*STATED TASK*:
Give every line below again, exactly.
## BEGIN RECORDS SUPPLIED
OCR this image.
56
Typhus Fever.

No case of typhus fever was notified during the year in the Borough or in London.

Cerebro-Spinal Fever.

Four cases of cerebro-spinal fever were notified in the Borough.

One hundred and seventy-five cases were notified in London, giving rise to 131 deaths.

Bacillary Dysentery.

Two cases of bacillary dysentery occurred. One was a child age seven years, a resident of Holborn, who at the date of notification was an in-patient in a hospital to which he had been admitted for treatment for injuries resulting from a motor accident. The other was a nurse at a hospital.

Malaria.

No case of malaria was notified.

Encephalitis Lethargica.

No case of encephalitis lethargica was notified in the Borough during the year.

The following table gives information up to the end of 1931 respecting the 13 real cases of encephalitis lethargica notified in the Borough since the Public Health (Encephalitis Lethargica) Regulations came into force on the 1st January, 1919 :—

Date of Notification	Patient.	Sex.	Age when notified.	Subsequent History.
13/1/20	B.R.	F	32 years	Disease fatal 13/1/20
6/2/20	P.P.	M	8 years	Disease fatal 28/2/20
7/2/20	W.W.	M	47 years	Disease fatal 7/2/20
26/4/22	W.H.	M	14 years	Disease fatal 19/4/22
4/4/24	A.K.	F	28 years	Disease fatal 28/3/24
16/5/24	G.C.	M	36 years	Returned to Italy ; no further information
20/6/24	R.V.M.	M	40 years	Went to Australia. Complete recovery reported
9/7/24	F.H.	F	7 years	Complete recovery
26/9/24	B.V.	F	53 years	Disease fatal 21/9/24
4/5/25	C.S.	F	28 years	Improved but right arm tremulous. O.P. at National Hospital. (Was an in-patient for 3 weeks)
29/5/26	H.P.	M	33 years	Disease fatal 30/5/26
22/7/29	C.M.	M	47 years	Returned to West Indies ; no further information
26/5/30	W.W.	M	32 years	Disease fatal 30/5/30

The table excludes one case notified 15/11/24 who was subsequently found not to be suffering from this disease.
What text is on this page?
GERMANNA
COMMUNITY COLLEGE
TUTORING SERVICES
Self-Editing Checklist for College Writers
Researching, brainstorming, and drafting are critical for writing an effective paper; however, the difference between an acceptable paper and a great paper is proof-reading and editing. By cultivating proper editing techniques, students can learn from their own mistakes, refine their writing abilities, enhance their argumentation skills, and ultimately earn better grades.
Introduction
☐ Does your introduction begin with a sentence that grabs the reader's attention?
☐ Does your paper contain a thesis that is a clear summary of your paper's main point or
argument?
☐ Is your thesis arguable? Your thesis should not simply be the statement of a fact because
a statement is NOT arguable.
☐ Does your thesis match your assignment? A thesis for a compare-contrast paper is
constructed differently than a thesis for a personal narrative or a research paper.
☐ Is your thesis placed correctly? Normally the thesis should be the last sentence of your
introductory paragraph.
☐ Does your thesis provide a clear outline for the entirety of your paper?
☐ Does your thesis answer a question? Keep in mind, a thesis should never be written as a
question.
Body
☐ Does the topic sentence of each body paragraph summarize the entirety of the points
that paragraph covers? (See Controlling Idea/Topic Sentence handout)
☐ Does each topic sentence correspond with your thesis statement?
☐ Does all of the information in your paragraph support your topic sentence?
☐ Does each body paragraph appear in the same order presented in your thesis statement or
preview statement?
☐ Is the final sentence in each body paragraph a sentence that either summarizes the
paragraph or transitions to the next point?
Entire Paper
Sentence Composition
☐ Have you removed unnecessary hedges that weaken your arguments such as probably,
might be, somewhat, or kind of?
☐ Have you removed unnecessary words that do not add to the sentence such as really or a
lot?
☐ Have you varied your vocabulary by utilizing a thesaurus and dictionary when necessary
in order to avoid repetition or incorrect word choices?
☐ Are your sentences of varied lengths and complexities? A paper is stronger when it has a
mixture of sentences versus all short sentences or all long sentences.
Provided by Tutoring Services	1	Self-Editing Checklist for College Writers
## END RECORDS SUPPLIED
*RESPONSE BELOW*:
OCR this image.
56
Typhus Fever.

No case of typhus fever was notified during the year in the Borough or in London.

Cerebro-Spinal Fever.

Four cases of cerebro-spinal fever were notified in the Borough.

One hundred and seventy-five cases were notified in London, giving rise to 131 deaths.

Bacillary Dysentery.

Two cases of bacillary dysentery occurred. One was a child age seven years, a resident of Holborn, who at the date of notification was an in-patient in a hospital to which he had been admitted for treatment for injuries resulting from a motor accident. The other was a nurse at a hospital.

Malaria.

No case of malaria was notified.

Encephalitis Lethargica.

No case of encephalitis lethargica was notified in the Borough during the year.

The following table gives information up to the end of 1931 respecting the 13 real cases of encephalitis lethargica notified in the Borough since the Public Health (Encephalitis Lethargica) Regulations came into force on the 1st January, 1919 :—

Date of Notification	Patient.	Sex.	Age when notified.	Subsequent History.
13/1/20	B.R.	F	32 years	Disease fatal 13/1/20
6/2/20	P.P.	M	8 years	Disease fatal 28/2/20
7/2/20	W.W.	M	47 years	Disease fatal 7/2/20
26/4/22	W.H.	M	14 years	Disease fatal 19/4/22
4/4/24	A.K.	F	28 years	Disease fatal 28/3/24
16/5/24	G.C.	M	36 years	Returned to Italy ; no further information
20/6/24	R.V.M.	M	40 years	Went to Australia. Complete recovery reported
9/7/24	F.H.	F	7 years	Complete recovery
26/9/24	B.V.	F	53 years	Disease fatal 21/9/24
4/5/25	C.S.	F	28 years	Improved but right arm tremulous. O.P. at National Hospital. (Was an in-patient for 3 weeks)
29/5/26	H.P.	M	33 years	Disease fatal 30/5/26
22/7/29	C.M.	M	47 years	Returned to West Indies ; no further information
26/5/30	W.W.	M	32 years	Disease fatal 30/5/30

The table excludes one case notified 15/11/24 who was subsequently found not to be suffering from this disease.
What text is on this page?
GERMANNA
COMMUNITY COLLEGE
TUTORING SERVICES
Self-Editing Checklist for College Writers
Researching, brainstorming, and drafting are critical for writing an effective paper; however, the difference between an acceptable paper and a great paper is proof-reading and editing. By cultivating proper editing techniques, students can learn from their own mistakes, refine their writing abilities, enhance their argumentation skills, and ultimately earn better grades.
Introduction
☐ Does your introduction begin with a sentence that grabs the reader's attention?
☐ Does your paper contain a thesis that is a clear summary of your paper's main point or
argument?
☐ Is your thesis arguable? Your thesis should not simply be the statement of a fact because
a statement is NOT arguable.
☐ Does your thesis match your assignment? A thesis for a compare-contrast paper is
constructed differently than a thesis for a personal narrative or a research paper.
☐ Is your thesis placed correctly? Normally the thesis should be the last sentence of your
introductory paragraph.
☐ Does your thesis provide a clear outline for the entirety of your paper?
☐ Does your thesis answer a question? Keep in mind, a thesis should never be written as a
question.
Body
☐ Does the topic sentence of each body paragraph summarize the entirety of the points
that paragraph covers? (See Controlling Idea/Topic Sentence handout)
☐ Does each topic sentence correspond with your thesis statement?
☐ Does all of the information in your paragraph support your topic sentence?
☐ Does each body paragraph appear in the same order presented in your thesis statement or
preview statement?
☐ Is the final sentence in each body paragraph a sentence that either summarizes the
paragraph or transitions to the next point?
Entire Paper
Sentence Composition
☐ Have you removed unnecessary hedges that weaken your arguments such as probably,
might be, somewhat, or kind of?
☐ Have you removed unnecessary words that do not add to the sentence such as really or a
lot?
☐ Have you varied your vocabulary by utilizing a thesaurus and dictionary when necessary
in order to avoid repetition or incorrect word choices?
☐ Are your sentences of varied lengths and complexities? A paper is stronger when it has a
mixture of sentences versus all short sentences or all long sentences.
Provided by Tutoring Services	1	Self-Editing Checklist for College Writers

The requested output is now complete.